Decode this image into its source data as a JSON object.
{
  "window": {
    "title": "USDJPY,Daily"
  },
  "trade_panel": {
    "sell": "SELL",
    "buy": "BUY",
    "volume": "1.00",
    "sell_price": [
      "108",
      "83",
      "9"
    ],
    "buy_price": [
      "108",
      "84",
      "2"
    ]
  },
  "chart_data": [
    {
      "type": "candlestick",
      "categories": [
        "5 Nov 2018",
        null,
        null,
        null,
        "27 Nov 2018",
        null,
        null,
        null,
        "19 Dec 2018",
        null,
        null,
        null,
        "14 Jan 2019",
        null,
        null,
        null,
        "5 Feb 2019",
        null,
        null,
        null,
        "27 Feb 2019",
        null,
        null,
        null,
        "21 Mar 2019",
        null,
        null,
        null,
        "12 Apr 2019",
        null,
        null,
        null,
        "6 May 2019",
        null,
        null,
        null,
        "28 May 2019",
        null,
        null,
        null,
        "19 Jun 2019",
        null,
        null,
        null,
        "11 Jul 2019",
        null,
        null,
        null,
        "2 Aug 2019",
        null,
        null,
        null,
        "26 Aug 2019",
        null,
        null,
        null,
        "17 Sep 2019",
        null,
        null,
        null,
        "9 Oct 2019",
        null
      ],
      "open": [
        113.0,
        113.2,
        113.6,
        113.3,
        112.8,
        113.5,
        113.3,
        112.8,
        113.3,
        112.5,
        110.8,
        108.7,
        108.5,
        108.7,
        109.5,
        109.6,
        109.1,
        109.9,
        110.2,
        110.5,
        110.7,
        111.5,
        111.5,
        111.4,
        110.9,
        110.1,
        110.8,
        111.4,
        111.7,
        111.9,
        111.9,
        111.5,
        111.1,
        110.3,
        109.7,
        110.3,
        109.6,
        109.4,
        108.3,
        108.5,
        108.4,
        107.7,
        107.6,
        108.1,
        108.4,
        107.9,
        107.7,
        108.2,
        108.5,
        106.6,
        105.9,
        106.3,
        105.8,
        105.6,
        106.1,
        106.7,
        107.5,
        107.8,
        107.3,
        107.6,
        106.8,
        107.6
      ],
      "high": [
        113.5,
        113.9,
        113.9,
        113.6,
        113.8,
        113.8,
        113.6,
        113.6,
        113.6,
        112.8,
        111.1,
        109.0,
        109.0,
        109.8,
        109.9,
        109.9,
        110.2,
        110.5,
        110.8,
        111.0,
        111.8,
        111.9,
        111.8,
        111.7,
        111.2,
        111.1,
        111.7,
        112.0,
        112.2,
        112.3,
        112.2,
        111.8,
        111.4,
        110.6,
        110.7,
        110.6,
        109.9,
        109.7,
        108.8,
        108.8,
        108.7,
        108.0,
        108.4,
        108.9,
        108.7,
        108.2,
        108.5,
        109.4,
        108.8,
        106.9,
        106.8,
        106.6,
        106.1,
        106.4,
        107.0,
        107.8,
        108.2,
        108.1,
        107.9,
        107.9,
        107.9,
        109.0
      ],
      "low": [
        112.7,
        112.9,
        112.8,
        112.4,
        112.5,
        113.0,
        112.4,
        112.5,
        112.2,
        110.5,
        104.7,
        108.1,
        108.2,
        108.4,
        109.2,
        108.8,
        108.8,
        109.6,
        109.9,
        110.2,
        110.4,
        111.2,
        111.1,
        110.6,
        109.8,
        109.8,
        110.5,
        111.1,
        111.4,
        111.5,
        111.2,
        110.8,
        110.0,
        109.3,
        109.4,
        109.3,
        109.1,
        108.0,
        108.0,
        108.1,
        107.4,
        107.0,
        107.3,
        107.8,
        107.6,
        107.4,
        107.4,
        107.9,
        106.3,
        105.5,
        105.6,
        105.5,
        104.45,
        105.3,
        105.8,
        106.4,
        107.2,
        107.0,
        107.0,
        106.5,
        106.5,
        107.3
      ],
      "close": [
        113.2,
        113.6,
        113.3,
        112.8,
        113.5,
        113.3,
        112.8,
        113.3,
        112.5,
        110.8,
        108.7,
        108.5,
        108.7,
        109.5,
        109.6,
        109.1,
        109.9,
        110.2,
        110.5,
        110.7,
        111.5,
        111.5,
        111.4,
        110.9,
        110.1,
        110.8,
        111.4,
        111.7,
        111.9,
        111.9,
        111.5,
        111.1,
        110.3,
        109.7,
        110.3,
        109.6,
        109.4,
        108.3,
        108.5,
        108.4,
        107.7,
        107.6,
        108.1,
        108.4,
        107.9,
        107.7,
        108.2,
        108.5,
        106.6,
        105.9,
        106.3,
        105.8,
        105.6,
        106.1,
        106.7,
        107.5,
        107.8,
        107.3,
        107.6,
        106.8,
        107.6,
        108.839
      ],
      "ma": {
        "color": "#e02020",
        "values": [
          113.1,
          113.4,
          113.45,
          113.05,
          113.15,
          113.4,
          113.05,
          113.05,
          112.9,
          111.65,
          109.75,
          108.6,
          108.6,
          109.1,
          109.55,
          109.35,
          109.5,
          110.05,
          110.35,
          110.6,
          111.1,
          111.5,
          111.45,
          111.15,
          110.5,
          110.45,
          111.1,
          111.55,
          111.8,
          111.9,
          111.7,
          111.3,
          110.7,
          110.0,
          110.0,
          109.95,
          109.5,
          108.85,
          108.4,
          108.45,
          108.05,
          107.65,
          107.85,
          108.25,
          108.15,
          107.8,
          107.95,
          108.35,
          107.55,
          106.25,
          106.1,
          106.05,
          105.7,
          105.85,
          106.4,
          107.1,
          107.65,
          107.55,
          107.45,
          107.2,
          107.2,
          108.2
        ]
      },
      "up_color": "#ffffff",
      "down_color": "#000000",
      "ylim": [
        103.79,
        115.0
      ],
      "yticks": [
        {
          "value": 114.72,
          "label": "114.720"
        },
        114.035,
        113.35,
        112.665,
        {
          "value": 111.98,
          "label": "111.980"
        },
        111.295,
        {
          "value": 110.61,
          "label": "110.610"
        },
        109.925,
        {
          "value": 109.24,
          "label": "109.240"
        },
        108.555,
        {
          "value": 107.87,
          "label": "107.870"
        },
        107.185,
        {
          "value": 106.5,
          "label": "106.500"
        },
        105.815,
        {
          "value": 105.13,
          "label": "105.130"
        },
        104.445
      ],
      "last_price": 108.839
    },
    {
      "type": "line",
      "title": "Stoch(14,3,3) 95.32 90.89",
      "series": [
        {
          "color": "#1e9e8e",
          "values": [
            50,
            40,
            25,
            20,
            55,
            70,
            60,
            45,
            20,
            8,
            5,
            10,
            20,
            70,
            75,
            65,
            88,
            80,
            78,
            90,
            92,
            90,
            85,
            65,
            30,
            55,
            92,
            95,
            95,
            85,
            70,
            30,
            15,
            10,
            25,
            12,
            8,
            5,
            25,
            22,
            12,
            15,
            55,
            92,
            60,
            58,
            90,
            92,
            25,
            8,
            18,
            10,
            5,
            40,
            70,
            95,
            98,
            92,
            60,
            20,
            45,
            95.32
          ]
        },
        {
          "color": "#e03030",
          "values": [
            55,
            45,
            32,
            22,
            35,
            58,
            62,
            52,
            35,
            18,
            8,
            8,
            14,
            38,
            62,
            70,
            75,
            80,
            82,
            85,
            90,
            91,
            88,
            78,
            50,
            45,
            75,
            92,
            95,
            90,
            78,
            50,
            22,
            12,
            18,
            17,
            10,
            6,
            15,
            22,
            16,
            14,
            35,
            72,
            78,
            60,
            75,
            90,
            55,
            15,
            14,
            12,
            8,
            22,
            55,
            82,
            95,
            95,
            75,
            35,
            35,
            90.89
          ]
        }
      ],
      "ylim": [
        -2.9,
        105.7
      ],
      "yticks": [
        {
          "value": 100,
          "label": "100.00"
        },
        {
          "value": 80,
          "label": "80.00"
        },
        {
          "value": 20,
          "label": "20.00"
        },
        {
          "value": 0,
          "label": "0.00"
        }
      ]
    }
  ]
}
---
[What is required] Check each line above for the word "label", and copy the lines where it appears.

[Full solution]
          "label": "114.720"
          "label": "111.980"
          "label": "110.610"
          "label": "109.240"
          "label": "107.870"
          "label": "106.500"
          "label": "105.130"
          "label": "100.00"
          "label": "80.00"
          "label": "20.00"
          "label": "0.00"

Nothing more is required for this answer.